start Source data

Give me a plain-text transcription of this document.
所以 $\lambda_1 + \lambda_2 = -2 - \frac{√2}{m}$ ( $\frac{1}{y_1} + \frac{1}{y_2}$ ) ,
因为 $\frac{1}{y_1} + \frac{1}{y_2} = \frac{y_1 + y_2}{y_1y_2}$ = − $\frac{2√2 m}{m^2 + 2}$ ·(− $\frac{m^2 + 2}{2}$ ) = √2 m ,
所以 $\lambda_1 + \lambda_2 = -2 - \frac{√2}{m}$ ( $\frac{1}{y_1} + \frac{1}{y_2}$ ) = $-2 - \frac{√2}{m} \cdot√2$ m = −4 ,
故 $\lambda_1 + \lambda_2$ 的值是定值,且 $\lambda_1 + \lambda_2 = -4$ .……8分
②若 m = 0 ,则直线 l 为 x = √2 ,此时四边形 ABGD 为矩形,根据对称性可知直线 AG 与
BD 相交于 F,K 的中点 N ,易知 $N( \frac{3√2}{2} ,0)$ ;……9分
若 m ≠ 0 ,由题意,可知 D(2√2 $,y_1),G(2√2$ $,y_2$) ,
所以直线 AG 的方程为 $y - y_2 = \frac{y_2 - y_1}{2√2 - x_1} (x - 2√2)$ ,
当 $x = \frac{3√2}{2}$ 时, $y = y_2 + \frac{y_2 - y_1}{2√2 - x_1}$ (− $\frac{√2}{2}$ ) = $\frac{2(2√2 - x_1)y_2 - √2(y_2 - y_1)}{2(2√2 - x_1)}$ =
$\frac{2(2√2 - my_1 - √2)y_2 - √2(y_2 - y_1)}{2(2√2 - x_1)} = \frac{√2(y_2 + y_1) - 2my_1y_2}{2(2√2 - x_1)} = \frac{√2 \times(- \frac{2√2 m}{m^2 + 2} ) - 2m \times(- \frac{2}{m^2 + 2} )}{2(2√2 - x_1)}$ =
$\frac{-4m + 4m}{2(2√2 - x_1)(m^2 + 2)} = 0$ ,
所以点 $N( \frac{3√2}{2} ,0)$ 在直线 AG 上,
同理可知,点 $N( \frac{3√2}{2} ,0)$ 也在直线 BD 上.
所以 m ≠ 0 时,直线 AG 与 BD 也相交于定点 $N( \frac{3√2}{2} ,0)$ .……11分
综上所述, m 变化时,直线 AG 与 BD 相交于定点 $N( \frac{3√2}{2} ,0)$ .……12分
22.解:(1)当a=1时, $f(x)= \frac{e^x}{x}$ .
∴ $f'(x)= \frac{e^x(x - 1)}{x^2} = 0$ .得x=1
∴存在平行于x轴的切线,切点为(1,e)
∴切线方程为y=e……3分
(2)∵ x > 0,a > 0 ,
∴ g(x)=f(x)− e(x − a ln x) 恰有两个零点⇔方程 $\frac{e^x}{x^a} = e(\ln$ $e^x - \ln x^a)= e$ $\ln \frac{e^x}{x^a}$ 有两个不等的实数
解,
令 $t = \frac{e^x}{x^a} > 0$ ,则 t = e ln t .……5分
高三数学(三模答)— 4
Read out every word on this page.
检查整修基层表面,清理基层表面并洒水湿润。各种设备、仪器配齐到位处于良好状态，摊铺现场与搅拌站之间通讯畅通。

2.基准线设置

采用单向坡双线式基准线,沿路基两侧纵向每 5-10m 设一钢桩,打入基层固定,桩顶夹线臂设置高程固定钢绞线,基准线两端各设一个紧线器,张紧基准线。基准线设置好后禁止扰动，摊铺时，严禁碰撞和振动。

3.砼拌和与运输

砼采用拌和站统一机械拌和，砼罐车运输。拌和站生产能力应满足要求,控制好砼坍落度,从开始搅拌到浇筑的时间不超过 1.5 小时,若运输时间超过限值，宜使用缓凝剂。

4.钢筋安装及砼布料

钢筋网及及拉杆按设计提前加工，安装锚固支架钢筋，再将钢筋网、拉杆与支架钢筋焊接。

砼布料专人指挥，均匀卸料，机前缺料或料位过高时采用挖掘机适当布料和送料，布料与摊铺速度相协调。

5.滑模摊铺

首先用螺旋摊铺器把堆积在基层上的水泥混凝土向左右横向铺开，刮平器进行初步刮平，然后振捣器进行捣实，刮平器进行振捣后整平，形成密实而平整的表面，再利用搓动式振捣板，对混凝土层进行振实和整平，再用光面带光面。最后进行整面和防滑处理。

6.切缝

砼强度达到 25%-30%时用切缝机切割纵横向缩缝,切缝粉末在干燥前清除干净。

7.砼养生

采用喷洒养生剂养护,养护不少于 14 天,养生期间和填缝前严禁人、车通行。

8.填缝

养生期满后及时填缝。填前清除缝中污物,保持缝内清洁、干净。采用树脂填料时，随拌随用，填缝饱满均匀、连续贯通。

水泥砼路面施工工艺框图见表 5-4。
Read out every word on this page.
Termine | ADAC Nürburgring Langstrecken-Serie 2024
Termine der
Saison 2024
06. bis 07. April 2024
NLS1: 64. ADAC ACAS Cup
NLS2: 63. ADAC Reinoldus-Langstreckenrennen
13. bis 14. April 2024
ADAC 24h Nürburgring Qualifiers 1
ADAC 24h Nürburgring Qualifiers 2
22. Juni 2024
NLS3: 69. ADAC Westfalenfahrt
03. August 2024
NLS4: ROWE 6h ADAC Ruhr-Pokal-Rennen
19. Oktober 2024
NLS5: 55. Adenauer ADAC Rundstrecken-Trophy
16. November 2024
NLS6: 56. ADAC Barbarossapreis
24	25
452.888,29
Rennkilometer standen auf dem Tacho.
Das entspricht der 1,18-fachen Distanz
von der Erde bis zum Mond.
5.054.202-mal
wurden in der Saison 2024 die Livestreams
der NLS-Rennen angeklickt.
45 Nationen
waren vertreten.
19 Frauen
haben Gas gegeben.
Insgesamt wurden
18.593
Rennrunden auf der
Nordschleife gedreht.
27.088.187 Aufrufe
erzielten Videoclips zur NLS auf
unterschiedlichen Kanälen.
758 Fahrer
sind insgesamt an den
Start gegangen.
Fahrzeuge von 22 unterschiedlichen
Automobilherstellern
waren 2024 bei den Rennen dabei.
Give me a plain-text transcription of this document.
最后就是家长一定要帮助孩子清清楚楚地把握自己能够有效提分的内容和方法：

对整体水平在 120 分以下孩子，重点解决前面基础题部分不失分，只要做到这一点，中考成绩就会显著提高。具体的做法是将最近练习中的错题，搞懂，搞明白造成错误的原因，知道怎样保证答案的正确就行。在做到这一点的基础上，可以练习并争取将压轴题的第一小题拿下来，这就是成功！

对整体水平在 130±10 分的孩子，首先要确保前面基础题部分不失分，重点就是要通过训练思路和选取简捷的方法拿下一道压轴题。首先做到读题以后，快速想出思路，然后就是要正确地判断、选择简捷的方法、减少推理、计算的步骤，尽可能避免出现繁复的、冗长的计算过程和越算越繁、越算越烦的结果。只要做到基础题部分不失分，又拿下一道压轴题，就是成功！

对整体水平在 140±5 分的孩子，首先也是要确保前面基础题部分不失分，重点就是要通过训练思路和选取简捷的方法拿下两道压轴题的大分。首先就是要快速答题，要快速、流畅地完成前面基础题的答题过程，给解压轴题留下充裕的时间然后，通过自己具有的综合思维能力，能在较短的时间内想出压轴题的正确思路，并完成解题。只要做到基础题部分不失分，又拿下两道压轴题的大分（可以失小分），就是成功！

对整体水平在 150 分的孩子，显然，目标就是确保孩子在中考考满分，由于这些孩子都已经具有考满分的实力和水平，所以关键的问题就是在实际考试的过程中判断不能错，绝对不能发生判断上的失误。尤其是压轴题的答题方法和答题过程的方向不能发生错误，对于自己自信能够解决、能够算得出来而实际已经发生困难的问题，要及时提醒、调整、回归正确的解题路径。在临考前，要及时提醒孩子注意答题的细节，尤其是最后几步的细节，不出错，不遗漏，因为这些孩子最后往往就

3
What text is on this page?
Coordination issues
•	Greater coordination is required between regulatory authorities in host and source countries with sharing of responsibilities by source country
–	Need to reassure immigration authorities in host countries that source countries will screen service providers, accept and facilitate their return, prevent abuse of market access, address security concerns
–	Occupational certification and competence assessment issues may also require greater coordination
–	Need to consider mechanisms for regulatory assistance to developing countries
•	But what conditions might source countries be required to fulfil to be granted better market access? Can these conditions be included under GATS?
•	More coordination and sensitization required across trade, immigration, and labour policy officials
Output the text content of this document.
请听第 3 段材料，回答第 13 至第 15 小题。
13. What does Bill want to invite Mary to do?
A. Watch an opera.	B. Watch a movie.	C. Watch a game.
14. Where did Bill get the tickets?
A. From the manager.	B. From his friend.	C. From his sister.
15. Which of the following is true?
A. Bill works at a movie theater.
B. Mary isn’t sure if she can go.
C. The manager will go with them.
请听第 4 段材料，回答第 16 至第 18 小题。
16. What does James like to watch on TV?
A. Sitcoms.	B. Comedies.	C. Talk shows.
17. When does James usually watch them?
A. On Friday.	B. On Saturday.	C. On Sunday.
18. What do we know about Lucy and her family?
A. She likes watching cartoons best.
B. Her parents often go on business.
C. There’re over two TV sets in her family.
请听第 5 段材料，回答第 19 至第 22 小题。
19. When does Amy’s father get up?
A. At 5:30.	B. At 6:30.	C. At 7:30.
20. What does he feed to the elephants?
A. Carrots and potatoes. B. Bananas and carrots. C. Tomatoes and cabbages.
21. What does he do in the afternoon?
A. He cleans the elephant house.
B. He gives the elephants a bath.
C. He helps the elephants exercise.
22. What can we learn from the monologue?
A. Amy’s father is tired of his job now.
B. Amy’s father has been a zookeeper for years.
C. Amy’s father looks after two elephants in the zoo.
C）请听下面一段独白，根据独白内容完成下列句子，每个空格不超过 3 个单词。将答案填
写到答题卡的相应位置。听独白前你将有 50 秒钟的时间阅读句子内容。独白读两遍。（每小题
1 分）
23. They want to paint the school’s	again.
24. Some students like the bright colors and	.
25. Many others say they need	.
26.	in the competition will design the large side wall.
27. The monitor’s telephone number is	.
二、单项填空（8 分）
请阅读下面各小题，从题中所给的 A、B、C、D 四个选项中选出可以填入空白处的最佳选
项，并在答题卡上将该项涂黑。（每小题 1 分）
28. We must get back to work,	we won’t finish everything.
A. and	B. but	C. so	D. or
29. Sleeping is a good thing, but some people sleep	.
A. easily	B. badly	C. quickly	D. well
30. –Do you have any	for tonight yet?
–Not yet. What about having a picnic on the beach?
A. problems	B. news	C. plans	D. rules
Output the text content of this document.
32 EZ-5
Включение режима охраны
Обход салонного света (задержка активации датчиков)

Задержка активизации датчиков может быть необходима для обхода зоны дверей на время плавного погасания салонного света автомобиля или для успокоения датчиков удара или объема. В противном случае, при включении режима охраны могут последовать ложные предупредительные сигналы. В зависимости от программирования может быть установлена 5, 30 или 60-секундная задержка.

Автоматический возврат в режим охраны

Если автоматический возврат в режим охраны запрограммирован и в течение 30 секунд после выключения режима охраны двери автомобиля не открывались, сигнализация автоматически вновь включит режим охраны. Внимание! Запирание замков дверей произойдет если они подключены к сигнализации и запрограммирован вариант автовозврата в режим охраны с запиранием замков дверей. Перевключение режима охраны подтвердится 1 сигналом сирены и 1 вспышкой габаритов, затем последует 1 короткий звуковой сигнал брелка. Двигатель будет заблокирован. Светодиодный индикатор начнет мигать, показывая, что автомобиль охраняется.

end Source data

__Problem statement__
Find the count of lines in the data above where the string "Bill" occurs. Provide that number alone.

__Finished exercise__
3